OBJECTIVE: Of all the lines in the records below, how many hold the word "close"? Give the number alone.

EXERCISE INPUT:
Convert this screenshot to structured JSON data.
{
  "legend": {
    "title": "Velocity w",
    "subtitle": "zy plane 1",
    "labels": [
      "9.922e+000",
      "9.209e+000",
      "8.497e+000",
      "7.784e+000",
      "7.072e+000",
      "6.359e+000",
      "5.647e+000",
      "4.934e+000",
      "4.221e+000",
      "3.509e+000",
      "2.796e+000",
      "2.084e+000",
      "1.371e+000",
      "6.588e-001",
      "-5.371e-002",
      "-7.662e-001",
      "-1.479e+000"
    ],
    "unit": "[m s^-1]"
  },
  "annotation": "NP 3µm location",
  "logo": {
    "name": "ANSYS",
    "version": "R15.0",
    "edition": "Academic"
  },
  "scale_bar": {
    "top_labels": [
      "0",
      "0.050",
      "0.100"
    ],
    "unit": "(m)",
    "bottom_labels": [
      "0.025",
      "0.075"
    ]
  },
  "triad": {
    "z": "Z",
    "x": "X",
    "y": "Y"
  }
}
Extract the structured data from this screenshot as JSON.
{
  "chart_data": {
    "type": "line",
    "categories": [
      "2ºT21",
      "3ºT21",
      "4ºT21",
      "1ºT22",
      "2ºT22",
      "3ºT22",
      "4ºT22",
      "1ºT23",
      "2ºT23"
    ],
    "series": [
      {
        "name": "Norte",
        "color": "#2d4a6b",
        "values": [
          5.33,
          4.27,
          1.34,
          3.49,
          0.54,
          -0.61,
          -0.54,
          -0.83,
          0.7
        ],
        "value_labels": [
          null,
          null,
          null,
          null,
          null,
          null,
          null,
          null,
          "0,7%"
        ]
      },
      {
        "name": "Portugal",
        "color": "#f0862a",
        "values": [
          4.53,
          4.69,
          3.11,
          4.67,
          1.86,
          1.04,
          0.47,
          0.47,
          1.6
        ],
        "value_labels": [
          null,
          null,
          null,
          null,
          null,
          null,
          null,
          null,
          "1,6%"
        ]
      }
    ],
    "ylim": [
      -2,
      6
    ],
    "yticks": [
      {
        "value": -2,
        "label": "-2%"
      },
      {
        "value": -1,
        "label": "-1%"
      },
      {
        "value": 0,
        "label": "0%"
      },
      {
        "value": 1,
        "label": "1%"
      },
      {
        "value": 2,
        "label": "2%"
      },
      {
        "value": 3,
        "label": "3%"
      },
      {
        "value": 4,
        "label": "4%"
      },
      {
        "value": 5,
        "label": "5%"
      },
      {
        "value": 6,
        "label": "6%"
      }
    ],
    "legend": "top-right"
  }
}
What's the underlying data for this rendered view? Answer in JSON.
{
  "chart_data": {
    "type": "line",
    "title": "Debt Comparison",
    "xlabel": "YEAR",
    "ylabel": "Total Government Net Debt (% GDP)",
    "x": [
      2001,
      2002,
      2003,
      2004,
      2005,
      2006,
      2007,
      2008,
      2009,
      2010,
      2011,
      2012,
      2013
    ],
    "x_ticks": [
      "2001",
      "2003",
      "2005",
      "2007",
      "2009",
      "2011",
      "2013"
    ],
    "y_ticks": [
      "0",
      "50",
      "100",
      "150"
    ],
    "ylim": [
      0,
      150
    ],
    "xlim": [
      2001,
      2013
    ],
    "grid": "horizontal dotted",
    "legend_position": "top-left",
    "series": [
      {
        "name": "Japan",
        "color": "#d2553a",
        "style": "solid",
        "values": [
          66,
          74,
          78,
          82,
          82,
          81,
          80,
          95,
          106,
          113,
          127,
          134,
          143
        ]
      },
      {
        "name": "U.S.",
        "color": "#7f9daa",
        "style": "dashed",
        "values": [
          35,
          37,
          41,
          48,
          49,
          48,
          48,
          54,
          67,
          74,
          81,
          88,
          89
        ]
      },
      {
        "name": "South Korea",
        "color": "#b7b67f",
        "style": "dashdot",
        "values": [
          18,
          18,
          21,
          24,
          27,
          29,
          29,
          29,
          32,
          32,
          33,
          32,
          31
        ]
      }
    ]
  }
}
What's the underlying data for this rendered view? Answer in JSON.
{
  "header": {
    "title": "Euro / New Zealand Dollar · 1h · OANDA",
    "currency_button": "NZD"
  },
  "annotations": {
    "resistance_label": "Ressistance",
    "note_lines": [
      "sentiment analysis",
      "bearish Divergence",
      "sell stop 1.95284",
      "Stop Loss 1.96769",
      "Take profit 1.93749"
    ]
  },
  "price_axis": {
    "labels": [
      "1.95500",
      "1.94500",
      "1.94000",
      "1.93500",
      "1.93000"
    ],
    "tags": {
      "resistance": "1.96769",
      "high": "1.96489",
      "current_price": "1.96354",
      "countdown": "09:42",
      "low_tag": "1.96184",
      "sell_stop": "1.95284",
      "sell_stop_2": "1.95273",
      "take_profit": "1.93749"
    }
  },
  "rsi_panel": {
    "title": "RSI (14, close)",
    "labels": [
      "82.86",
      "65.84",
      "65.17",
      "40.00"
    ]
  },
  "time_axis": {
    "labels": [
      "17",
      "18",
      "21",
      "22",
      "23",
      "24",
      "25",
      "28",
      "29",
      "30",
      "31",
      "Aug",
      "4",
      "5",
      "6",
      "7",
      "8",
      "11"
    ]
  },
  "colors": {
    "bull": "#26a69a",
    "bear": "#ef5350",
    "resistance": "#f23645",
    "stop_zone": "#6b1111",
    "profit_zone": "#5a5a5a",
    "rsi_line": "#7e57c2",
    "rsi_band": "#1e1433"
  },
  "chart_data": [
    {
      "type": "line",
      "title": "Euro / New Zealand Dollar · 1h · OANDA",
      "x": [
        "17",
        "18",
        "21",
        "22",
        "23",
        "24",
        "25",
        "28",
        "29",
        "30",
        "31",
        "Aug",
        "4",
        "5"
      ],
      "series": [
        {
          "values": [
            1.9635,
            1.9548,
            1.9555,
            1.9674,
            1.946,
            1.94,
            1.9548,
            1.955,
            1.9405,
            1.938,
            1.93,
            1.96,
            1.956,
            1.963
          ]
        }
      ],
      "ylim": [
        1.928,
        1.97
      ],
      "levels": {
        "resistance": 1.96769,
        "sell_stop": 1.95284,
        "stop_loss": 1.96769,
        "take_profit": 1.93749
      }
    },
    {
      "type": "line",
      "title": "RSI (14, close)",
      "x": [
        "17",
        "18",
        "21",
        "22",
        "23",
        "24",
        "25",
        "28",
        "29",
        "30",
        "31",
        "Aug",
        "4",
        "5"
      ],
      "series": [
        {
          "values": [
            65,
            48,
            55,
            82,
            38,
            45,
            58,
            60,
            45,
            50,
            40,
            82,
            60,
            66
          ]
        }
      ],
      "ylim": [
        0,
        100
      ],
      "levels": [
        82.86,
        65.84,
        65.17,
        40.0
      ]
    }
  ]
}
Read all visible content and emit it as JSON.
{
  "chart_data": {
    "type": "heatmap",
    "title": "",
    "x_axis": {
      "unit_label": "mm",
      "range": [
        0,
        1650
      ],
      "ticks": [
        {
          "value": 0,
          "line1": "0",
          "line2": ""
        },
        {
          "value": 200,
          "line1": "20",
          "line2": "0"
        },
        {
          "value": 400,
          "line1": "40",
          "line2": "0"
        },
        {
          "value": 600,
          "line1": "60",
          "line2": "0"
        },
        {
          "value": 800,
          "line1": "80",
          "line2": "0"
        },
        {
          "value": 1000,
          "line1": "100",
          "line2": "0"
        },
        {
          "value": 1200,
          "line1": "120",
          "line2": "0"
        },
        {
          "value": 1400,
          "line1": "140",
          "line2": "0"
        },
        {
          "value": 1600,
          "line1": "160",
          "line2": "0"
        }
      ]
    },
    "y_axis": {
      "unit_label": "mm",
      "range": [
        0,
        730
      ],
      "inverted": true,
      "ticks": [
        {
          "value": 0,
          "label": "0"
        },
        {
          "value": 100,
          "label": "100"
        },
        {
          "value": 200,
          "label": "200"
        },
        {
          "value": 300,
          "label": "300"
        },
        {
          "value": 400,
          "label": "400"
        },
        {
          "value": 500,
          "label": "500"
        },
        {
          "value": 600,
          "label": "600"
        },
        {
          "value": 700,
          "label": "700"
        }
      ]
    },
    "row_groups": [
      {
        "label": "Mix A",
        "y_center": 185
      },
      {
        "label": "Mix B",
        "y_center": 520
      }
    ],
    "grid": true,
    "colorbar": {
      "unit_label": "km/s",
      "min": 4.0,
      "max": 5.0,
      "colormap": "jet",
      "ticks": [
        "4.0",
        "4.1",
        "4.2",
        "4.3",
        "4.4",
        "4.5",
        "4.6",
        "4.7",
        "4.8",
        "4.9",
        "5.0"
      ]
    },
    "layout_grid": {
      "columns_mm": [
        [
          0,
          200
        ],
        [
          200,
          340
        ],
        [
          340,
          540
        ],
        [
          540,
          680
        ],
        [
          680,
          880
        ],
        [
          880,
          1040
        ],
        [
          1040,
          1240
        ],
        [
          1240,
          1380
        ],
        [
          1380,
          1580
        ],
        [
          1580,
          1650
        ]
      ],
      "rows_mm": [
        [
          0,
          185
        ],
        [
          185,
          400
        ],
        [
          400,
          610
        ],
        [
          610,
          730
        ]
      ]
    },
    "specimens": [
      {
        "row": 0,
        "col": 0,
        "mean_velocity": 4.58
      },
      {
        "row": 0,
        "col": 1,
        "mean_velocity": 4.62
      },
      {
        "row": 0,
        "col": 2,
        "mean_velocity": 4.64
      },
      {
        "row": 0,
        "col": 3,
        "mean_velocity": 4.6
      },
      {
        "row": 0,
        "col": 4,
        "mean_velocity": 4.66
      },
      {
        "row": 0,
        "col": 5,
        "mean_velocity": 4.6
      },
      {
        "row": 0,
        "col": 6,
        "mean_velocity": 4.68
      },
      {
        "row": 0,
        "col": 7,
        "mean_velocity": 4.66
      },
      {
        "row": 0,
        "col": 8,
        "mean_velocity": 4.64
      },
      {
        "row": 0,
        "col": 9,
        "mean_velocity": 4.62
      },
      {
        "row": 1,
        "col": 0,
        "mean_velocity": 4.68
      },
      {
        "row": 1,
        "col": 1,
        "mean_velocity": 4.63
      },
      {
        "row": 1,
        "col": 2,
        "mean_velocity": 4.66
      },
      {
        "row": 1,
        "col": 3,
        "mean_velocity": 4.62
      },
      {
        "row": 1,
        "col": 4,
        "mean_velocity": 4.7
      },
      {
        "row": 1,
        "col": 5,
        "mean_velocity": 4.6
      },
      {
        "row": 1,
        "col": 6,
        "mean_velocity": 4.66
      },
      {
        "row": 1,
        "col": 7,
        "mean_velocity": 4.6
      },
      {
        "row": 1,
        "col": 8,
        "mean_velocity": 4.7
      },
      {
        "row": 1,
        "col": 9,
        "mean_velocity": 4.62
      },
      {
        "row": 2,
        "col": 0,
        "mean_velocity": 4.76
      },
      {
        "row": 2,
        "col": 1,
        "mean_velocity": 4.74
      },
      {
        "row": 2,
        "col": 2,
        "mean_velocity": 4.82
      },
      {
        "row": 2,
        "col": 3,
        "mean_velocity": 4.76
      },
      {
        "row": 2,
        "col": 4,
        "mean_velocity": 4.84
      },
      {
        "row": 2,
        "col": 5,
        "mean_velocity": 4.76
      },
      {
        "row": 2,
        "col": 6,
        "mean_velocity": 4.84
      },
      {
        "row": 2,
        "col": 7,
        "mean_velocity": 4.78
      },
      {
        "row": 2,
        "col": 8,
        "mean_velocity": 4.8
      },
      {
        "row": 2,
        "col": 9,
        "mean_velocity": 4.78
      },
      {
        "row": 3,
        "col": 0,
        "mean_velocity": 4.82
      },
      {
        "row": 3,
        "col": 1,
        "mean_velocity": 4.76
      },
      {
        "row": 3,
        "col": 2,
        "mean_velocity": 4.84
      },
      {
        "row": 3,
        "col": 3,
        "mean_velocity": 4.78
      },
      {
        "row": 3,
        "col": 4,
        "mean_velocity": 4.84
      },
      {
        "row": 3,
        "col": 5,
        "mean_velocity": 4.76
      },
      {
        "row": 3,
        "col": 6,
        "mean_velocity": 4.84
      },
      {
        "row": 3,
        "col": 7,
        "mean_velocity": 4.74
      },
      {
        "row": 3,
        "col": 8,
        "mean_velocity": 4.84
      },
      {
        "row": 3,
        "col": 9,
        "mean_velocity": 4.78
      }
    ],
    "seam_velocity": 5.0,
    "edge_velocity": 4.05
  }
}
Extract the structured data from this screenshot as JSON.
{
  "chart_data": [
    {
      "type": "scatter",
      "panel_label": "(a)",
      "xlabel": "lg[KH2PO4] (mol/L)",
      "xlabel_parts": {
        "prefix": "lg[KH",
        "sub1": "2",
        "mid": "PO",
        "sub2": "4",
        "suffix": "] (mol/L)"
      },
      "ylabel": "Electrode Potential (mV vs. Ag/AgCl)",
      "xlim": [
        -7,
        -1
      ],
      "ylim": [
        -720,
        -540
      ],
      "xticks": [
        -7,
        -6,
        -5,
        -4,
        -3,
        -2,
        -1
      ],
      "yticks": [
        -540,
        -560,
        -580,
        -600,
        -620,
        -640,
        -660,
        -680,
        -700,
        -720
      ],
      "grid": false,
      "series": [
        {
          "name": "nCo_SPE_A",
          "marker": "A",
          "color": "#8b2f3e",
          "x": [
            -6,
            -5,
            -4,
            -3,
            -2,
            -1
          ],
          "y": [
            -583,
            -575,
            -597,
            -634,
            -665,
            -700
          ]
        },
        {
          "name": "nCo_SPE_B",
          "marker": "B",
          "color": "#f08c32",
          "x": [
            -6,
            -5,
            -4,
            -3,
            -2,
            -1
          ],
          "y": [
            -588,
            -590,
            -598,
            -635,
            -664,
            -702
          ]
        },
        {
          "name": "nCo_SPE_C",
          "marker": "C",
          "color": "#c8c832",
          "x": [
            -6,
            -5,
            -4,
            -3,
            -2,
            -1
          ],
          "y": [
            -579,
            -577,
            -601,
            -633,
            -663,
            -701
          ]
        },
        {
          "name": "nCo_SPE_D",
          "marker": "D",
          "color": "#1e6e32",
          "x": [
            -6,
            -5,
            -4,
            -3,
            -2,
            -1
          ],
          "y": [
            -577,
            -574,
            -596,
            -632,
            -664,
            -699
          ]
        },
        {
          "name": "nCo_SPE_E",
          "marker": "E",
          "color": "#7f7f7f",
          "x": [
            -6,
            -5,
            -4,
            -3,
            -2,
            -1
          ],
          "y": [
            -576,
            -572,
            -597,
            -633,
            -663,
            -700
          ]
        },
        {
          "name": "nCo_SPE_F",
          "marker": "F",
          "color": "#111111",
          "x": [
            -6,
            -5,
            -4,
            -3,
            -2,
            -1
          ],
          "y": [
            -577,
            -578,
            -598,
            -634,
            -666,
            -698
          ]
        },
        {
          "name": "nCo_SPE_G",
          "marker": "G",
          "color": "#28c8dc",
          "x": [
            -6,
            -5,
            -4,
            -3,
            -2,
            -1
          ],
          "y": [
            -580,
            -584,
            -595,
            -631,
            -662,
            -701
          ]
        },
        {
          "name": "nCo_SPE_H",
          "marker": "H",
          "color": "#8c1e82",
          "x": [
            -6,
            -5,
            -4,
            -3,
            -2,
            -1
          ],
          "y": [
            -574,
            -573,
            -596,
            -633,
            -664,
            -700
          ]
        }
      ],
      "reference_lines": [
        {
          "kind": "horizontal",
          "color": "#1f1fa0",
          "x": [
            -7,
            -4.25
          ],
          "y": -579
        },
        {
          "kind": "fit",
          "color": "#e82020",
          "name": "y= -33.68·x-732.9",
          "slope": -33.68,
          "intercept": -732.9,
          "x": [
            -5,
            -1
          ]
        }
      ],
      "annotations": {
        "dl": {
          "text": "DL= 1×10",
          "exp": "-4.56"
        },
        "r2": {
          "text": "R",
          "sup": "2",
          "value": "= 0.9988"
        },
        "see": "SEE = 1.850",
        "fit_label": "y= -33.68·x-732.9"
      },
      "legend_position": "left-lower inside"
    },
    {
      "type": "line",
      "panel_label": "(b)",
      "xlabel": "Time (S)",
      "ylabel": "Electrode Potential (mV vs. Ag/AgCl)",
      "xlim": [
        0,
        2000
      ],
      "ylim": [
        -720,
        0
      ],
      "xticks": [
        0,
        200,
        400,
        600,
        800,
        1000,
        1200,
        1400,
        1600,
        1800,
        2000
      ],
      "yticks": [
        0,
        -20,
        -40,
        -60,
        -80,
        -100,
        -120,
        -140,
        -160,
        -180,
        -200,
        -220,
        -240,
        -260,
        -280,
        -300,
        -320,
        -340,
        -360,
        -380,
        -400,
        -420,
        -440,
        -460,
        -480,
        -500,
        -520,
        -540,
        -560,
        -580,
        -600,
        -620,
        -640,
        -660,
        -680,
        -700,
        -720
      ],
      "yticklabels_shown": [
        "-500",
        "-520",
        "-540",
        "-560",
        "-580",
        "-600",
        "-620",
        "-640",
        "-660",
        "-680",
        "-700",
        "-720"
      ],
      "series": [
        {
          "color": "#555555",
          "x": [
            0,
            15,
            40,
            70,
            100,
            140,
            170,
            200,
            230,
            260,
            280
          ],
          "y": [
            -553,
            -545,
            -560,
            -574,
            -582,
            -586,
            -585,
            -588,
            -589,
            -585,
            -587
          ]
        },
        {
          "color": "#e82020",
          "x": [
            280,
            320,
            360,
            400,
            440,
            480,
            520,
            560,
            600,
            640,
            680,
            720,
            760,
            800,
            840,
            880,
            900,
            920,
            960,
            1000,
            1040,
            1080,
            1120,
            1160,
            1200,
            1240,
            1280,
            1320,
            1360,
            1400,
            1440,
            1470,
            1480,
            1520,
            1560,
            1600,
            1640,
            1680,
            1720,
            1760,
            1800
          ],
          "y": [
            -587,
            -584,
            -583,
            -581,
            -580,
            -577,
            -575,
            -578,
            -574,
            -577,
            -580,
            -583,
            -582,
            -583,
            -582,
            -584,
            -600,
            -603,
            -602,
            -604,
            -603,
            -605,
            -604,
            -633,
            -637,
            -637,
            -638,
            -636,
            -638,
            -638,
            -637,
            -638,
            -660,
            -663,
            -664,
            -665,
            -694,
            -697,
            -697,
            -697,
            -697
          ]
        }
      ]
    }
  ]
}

EXERCISE ANSWER: 2